• Exercise details
In the entries below, count each line holding the word "месяцев". Answer with the total alone.

Collected data
-------------------------

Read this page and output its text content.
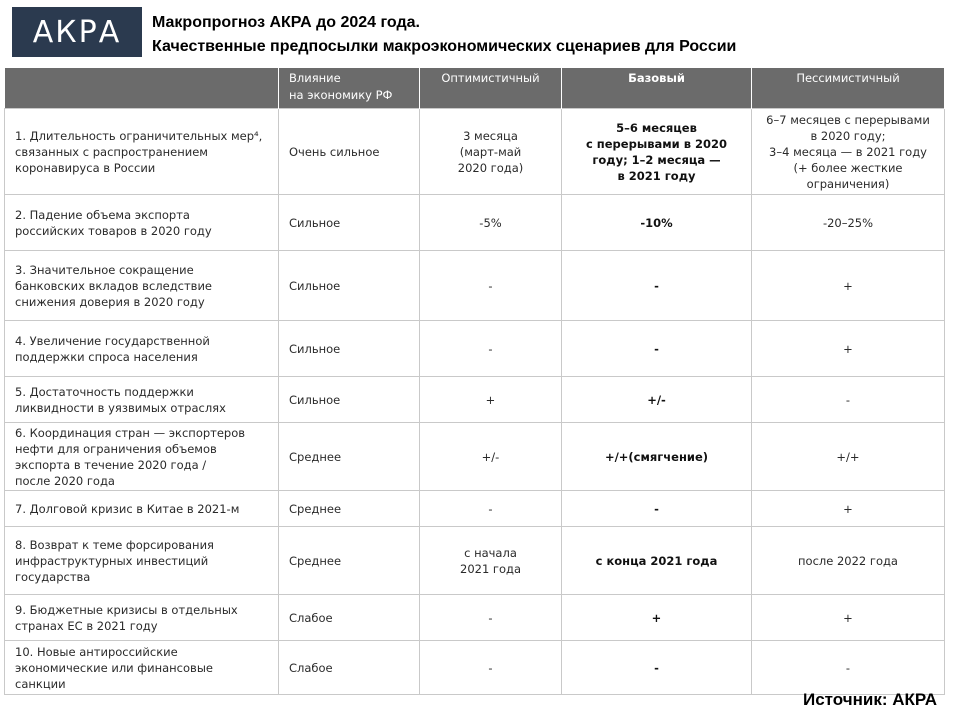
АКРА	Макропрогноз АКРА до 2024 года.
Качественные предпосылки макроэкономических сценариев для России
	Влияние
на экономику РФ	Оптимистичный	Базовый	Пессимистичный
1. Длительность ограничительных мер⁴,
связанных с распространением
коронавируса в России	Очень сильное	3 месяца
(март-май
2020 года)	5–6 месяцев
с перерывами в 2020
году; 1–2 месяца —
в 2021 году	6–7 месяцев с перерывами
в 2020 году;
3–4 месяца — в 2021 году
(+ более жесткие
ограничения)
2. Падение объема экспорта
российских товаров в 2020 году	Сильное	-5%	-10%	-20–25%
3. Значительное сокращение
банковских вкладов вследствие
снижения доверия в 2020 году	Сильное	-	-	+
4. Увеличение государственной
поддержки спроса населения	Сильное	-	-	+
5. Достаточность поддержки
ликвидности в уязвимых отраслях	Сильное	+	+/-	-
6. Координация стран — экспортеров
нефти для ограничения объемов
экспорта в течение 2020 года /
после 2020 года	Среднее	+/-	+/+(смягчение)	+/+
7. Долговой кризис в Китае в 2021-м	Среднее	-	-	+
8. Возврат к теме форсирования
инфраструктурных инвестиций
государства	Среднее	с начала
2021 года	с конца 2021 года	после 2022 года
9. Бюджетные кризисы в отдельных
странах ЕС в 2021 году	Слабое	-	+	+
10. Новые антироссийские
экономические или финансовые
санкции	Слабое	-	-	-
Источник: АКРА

-------------------------

• Expected output
2